-- BEGIN RECORDS SHOWN --
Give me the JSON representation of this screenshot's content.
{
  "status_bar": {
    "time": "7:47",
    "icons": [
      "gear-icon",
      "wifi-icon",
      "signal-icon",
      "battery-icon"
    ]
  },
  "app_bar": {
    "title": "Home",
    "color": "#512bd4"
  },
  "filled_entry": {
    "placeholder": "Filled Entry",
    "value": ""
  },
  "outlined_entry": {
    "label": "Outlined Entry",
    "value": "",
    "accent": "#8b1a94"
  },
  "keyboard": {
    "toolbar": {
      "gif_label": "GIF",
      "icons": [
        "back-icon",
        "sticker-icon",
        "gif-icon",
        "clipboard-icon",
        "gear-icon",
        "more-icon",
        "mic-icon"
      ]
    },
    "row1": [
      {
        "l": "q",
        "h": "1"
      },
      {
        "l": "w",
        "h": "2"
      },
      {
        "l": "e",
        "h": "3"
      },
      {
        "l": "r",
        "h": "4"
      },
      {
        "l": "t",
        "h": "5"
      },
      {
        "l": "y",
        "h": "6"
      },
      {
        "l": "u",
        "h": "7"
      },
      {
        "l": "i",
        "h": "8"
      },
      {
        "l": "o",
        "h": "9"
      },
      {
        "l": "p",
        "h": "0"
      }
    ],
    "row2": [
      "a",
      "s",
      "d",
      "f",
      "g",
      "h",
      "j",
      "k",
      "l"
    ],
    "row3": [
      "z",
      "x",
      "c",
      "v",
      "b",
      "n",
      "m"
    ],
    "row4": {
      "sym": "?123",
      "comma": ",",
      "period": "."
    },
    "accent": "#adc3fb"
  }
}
-- END RECORDS SHOWN --
TASK DIRECTIONS :: Set all of the records down again, exactly as they stand.

RESPONSE FOR THIS EXERCISE ::
Give me the JSON representation of this screenshot's content.
{
  "status_bar": {
    "time": "7:47",
    "icons": [
      "gear-icon",
      "wifi-icon",
      "signal-icon",
      "battery-icon"
    ]
  },
  "app_bar": {
    "title": "Home",
    "color": "#512bd4"
  },
  "filled_entry": {
    "placeholder": "Filled Entry",
    "value": ""
  },
  "outlined_entry": {
    "label": "Outlined Entry",
    "value": "",
    "accent": "#8b1a94"
  },
  "keyboard": {
    "toolbar": {
      "gif_label": "GIF",
      "icons": [
        "back-icon",
        "sticker-icon",
        "gif-icon",
        "clipboard-icon",
        "gear-icon",
        "more-icon",
        "mic-icon"
      ]
    },
    "row1": [
      {
        "l": "q",
        "h": "1"
      },
      {
        "l": "w",
        "h": "2"
      },
      {
        "l": "e",
        "h": "3"
      },
      {
        "l": "r",
        "h": "4"
      },
      {
        "l": "t",
        "h": "5"
      },
      {
        "l": "y",
        "h": "6"
      },
      {
        "l": "u",
        "h": "7"
      },
      {
        "l": "i",
        "h": "8"
      },
      {
        "l": "o",
        "h": "9"
      },
      {
        "l": "p",
        "h": "0"
      }
    ],
    "row2": [
      "a",
      "s",
      "d",
      "f",
      "g",
      "h",
      "j",
      "k",
      "l"
    ],
    "row3": [
      "z",
      "x",
      "c",
      "v",
      "b",
      "n",
      "m"
    ],
    "row4": {
      "sym": "?123",
      "comma": ",",
      "period": "."
    },
    "accent": "#adc3fb"
  }
}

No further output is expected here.